WHAT YOU WILL DO ▸
The entries below should be output exactly as written.

RECORDS PROVIDED ▸
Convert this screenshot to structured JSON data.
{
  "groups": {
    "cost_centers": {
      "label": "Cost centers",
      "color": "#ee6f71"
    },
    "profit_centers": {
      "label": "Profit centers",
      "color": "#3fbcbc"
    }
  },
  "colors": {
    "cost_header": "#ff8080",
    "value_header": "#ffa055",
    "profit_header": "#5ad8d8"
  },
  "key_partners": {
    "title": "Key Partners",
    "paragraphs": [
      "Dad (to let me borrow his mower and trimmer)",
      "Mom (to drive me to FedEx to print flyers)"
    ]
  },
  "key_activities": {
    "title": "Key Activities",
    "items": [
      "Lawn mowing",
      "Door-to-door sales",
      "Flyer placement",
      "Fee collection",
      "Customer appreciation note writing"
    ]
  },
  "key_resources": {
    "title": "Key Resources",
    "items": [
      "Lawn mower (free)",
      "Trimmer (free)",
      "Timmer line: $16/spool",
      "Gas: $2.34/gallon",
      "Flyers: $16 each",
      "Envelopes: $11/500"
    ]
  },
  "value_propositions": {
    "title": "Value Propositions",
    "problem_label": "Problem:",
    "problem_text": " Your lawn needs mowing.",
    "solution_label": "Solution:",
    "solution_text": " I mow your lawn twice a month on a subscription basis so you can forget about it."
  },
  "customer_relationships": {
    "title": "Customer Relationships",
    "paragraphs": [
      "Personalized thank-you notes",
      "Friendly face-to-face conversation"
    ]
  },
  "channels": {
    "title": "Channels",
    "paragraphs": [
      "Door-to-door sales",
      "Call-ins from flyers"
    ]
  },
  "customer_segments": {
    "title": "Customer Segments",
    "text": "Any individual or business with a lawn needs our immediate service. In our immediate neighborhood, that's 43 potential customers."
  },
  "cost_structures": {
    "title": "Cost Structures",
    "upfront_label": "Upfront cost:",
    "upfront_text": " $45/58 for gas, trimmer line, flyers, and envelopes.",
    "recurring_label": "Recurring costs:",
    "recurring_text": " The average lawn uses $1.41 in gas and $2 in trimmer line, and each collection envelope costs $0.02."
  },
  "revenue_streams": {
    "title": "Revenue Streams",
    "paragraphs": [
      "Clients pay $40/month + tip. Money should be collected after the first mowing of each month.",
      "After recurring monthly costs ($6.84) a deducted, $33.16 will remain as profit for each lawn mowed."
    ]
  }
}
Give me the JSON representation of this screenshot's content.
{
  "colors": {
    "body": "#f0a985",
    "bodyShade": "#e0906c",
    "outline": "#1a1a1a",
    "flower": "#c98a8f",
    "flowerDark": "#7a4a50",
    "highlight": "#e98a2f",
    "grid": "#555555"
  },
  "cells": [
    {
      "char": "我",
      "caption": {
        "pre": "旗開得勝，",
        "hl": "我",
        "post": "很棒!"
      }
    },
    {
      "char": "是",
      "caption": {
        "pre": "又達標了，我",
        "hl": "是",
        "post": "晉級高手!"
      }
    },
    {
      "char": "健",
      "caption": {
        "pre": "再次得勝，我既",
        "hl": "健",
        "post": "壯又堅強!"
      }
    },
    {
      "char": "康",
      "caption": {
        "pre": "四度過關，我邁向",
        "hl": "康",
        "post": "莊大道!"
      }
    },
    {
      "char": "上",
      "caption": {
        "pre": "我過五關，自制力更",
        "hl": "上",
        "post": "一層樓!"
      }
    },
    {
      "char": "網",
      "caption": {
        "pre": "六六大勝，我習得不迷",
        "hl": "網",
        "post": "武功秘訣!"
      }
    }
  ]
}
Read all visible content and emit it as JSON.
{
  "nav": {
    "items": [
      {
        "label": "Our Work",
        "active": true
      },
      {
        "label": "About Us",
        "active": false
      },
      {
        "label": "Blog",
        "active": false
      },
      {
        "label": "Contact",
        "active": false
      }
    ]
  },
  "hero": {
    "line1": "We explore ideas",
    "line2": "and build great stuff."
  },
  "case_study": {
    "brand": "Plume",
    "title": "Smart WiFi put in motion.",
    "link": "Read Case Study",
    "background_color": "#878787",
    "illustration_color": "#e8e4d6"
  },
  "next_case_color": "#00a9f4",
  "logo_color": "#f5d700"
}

ANSWER TO THIS PROBLEM ▸
Convert this screenshot to structured JSON data.
{
  "groups": {
    "cost_centers": {
      "label": "Cost centers",
      "color": "#ee6f71"
    },
    "profit_centers": {
      "label": "Profit centers",
      "color": "#3fbcbc"
    }
  },
  "colors": {
    "cost_header": "#ff8080",
    "value_header": "#ffa055",
    "profit_header": "#5ad8d8"
  },
  "key_partners": {
    "title": "Key Partners",
    "paragraphs": [
      "Dad (to let me borrow his mower and trimmer)",
      "Mom (to drive me to FedEx to print flyers)"
    ]
  },
  "key_activities": {
    "title": "Key Activities",
    "items": [
      "Lawn mowing",
      "Door-to-door sales",
      "Flyer placement",
      "Fee collection",
      "Customer appreciation note writing"
    ]
  },
  "key_resources": {
    "title": "Key Resources",
    "items": [
      "Lawn mower (free)",
      "Trimmer (free)",
      "Timmer line: $16/spool",
      "Gas: $2.34/gallon",
      "Flyers: $16 each",
      "Envelopes: $11/500"
    ]
  },
  "value_propositions": {
    "title": "Value Propositions",
    "problem_label": "Problem:",
    "problem_text": " Your lawn needs mowing.",
    "solution_label": "Solution:",
    "solution_text": " I mow your lawn twice a month on a subscription basis so you can forget about it."
  },
  "customer_relationships": {
    "title": "Customer Relationships",
    "paragraphs": [
      "Personalized thank-you notes",
      "Friendly face-to-face conversation"
    ]
  },
  "channels": {
    "title": "Channels",
    "paragraphs": [
      "Door-to-door sales",
      "Call-ins from flyers"
    ]
  },
  "customer_segments": {
    "title": "Customer Segments",
    "text": "Any individual or business with a lawn needs our immediate service. In our immediate neighborhood, that's 43 potential customers."
  },
  "cost_structures": {
    "title": "Cost Structures",
    "upfront_label": "Upfront cost:",
    "upfront_text": " $45/58 for gas, trimmer line, flyers, and envelopes.",
    "recurring_label": "Recurring costs:",
    "recurring_text": " The average lawn uses $1.41 in gas and $2 in trimmer line, and each collection envelope costs $0.02."
  },
  "revenue_streams": {
    "title": "Revenue Streams",
    "paragraphs": [
      "Clients pay $40/month + tip. Money should be collected after the first mowing of each month.",
      "After recurring monthly costs ($6.84) a deducted, $33.16 will remain as profit for each lawn mowed."
    ]
  }
}
Give me the JSON representation of this screenshot's content.
{
  "colors": {
    "body": "#f0a985",
    "bodyShade": "#e0906c",
    "outline": "#1a1a1a",
    "flower": "#c98a8f",
    "flowerDark": "#7a4a50",
    "highlight": "#e98a2f",
    "grid": "#555555"
  },
  "cells": [
    {
      "char": "我",
      "caption": {
        "pre": "旗開得勝，",
        "hl": "我",
        "post": "很棒!"
      }
    },
    {
      "char": "是",
      "caption": {
        "pre": "又達標了，我",
        "hl": "是",
        "post": "晉級高手!"
      }
    },
    {
      "char": "健",
      "caption": {
        "pre": "再次得勝，我既",
        "hl": "健",
        "post": "壯又堅強!"
      }
    },
    {
      "char": "康",
      "caption": {
        "pre": "四度過關，我邁向",
        "hl": "康",
        "post": "莊大道!"
      }
    },
    {
      "char": "上",
      "caption": {
        "pre": "我過五關，自制力更",
        "hl": "上",
        "post": "一層樓!"
      }
    },
    {
      "char": "網",
      "caption": {
        "pre": "六六大勝，我習得不迷",
        "hl": "網",
        "post": "武功秘訣!"
      }
    }
  ]
}
Read all visible content and emit it as JSON.
{
  "nav": {
    "items": [
      {
        "label": "Our Work",
        "active": true
      },
      {
        "label": "About Us",
        "active": false
      },
      {
        "label": "Blog",
        "active": false
      },
      {
        "label": "Contact",
        "active": false
      }
    ]
  },
  "hero": {
    "line1": "We explore ideas",
    "line2": "and build great stuff."
  },
  "case_study": {
    "brand": "Plume",
    "title": "Smart WiFi put in motion.",
    "link": "Read Case Study",
    "background_color": "#878787",
    "illustration_color": "#e8e4d6"
  },
  "next_case_color": "#00a9f4",
  "logo_color": "#f5d700"
}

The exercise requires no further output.